### Dataset records

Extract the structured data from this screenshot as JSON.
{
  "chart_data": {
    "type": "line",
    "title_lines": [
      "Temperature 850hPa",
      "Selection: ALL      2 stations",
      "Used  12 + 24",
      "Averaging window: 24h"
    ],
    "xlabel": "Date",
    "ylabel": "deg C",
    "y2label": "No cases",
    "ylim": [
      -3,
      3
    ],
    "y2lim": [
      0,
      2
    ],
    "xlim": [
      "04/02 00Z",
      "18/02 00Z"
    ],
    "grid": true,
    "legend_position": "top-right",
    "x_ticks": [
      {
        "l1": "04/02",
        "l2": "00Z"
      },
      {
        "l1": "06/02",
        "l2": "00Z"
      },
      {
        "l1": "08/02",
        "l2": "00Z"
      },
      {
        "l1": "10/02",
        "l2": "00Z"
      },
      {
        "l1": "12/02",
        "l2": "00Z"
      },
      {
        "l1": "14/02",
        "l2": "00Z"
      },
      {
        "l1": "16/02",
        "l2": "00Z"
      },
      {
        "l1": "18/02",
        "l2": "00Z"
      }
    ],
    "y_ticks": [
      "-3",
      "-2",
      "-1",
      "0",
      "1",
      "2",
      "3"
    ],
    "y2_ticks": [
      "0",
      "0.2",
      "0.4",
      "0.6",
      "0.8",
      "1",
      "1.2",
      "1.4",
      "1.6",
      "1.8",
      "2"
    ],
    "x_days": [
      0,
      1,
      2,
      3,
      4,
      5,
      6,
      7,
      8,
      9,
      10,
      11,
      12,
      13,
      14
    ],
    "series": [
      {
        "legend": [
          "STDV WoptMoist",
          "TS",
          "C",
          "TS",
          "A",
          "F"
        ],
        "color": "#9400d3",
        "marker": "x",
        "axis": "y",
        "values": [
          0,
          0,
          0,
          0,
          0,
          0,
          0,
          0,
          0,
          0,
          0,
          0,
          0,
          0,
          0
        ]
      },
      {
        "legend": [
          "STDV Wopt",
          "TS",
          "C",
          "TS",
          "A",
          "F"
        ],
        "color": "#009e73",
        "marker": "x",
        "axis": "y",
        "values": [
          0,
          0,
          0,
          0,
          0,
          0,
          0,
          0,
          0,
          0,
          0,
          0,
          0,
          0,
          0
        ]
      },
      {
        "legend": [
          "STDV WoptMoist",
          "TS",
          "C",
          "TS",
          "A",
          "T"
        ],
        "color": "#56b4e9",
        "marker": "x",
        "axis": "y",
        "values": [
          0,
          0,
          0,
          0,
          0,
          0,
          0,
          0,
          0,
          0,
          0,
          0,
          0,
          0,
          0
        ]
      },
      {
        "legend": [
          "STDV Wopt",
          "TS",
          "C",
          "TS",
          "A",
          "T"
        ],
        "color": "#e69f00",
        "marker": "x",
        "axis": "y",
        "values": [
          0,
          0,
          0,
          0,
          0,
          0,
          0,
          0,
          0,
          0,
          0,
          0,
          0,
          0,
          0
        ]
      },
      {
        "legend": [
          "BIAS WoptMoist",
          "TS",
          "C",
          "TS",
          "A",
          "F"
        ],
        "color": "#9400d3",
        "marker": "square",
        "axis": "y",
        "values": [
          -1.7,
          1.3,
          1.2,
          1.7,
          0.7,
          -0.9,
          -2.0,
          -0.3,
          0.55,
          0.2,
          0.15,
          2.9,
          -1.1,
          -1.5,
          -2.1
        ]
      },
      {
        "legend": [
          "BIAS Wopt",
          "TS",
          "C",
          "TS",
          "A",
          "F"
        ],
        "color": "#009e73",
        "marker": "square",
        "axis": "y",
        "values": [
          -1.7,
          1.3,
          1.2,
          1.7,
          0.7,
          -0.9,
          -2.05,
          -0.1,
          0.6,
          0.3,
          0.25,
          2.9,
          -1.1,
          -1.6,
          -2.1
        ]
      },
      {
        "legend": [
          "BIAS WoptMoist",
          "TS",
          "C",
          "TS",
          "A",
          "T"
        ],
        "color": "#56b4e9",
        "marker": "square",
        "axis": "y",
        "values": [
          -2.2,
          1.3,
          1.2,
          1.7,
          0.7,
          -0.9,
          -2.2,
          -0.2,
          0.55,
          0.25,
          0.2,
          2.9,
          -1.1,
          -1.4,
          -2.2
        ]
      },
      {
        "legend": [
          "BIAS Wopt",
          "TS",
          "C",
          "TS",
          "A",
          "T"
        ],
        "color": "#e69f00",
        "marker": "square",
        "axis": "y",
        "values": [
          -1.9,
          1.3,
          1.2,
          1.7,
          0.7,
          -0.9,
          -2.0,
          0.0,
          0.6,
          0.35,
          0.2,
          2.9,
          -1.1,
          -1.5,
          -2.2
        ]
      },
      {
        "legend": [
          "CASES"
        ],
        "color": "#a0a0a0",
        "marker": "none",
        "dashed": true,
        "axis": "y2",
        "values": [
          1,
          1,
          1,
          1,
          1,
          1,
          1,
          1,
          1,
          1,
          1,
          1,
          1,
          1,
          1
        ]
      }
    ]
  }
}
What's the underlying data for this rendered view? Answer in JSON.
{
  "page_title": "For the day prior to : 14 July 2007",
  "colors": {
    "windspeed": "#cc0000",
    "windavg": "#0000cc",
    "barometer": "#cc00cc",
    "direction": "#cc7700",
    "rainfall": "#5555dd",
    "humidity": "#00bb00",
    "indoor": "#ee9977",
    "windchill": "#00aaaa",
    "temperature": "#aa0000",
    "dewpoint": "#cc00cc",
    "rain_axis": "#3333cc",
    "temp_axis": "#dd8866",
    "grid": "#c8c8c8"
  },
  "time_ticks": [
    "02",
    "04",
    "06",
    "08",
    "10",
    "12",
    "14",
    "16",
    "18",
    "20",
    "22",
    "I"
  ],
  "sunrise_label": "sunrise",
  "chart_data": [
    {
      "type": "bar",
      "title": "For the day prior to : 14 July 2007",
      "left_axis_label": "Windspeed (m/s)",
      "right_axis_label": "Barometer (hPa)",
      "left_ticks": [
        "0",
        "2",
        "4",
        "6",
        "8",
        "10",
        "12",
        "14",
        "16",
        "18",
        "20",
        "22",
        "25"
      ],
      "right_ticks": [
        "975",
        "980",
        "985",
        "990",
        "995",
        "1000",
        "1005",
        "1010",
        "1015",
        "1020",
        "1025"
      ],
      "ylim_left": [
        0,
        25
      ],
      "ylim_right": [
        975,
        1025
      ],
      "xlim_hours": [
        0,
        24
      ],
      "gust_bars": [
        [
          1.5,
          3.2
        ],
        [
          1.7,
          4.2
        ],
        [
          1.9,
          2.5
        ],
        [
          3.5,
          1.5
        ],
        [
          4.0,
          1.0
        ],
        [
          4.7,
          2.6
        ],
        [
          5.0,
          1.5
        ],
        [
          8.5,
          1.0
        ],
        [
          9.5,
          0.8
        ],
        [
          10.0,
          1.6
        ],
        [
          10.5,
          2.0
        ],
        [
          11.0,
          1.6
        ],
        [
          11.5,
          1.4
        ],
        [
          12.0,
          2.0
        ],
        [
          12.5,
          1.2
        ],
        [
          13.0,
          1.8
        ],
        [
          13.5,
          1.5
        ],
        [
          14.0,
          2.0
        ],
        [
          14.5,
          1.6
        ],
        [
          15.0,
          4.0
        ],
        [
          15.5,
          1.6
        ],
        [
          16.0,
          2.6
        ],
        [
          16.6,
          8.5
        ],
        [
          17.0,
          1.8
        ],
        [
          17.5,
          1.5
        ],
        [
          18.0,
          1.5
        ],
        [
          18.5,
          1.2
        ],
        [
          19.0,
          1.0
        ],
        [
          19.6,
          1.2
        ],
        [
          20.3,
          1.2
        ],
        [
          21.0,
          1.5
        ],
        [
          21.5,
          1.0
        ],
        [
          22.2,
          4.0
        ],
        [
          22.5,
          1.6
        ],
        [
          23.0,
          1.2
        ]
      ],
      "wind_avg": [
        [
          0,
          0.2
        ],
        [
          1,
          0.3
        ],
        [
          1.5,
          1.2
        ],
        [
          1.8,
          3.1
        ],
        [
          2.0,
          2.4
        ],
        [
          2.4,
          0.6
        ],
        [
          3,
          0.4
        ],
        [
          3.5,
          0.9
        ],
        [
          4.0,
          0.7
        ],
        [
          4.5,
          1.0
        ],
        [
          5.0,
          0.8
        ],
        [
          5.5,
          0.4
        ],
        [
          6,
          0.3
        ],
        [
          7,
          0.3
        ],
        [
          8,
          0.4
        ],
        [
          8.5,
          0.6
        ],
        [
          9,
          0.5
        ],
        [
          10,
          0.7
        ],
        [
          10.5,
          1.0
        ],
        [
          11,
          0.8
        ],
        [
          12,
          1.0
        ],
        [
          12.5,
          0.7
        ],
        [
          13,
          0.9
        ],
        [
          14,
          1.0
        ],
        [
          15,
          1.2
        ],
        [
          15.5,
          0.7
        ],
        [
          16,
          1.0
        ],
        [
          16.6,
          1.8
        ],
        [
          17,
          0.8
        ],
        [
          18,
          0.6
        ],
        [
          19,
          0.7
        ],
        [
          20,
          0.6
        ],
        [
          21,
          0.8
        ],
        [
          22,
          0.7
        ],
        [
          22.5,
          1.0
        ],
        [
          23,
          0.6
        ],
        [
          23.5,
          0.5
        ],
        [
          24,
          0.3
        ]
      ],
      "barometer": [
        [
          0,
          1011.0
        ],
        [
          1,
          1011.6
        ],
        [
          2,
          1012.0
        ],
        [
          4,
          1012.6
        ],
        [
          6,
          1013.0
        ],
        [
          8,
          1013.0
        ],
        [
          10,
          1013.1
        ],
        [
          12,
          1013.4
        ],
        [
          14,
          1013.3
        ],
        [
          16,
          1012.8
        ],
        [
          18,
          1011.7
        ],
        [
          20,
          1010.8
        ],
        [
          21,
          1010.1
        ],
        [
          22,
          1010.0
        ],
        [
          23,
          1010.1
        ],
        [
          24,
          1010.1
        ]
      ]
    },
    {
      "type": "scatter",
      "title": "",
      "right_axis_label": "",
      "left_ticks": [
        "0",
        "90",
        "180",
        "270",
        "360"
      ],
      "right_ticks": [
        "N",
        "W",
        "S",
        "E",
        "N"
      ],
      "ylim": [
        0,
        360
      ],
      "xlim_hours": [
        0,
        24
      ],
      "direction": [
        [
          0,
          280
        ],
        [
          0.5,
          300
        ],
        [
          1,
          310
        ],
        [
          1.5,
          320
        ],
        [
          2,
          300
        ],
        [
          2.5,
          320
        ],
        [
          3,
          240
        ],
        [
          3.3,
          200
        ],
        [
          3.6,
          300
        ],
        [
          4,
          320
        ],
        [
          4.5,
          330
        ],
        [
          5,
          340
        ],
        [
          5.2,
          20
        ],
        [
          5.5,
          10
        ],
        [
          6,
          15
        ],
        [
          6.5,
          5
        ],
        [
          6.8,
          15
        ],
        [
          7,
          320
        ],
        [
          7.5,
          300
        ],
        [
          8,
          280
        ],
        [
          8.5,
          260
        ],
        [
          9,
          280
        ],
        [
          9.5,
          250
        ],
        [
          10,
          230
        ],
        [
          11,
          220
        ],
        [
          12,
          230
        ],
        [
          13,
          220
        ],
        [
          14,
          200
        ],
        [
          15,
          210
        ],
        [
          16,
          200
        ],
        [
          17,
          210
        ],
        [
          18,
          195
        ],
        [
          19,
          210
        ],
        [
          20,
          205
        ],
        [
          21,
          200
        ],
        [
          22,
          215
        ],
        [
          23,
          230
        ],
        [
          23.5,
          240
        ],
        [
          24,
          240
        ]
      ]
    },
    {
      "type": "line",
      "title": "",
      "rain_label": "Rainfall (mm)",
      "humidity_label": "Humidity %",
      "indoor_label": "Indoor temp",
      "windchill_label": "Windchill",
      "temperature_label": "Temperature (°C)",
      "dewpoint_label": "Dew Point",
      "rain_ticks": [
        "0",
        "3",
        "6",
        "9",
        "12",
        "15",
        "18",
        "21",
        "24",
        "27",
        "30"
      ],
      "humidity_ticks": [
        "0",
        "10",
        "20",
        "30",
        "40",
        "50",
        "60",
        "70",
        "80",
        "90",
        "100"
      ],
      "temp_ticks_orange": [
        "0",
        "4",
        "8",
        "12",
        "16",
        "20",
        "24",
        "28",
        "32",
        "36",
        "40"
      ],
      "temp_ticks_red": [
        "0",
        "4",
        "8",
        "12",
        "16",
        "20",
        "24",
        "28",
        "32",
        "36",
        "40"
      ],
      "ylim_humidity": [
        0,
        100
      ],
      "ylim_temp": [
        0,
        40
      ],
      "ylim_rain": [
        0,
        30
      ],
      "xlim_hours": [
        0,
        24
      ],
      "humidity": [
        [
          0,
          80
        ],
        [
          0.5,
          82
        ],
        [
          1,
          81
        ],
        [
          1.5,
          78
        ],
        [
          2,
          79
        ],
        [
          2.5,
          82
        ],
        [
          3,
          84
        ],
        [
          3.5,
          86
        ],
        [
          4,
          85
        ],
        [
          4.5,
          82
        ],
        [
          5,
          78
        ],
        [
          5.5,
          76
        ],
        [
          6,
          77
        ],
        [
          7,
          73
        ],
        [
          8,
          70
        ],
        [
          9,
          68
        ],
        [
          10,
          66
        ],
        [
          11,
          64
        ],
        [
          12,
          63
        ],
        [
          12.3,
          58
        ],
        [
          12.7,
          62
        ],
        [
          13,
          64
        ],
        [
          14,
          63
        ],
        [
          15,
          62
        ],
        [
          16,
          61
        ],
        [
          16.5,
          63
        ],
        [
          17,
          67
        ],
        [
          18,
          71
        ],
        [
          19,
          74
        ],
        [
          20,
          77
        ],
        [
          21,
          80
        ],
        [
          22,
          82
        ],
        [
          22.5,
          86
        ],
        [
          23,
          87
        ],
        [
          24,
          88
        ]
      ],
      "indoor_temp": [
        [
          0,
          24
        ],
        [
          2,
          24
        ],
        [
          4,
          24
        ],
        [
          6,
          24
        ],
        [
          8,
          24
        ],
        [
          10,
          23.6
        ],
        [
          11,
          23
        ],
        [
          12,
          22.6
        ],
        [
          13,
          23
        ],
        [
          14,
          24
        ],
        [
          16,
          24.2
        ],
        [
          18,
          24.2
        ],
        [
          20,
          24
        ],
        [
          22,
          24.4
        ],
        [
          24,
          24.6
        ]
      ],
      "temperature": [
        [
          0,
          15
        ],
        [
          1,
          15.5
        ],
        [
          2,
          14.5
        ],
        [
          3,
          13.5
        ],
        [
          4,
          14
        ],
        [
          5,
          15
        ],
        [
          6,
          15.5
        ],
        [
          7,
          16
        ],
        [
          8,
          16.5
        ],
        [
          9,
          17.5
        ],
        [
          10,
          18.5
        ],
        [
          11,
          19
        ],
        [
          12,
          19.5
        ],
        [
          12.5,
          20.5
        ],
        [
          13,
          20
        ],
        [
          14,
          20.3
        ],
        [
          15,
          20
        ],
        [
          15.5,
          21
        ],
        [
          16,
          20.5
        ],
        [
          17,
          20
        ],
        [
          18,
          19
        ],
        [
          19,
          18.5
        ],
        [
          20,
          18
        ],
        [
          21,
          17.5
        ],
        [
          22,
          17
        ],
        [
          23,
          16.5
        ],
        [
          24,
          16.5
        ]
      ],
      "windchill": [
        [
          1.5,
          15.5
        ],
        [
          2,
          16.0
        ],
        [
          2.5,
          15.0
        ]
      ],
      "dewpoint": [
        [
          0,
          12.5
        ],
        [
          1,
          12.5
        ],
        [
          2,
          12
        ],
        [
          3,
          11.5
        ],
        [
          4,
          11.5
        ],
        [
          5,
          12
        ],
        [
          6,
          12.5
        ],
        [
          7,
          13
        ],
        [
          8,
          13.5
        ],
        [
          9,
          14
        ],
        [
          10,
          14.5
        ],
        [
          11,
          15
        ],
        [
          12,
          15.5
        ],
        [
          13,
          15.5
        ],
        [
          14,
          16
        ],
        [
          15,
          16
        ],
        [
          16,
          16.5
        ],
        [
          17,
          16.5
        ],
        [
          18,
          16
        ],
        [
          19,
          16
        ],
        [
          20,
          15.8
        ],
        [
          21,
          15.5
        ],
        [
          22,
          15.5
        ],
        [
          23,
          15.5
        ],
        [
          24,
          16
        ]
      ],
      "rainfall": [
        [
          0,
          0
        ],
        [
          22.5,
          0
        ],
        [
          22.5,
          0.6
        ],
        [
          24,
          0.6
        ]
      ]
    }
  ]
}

######

Where a line in the material contains "this", copy that line.

→ **Task answer**:
Extract the structured data from this screenshot as JSON.
What's the underlying data for this rendered view? Answer in JSON.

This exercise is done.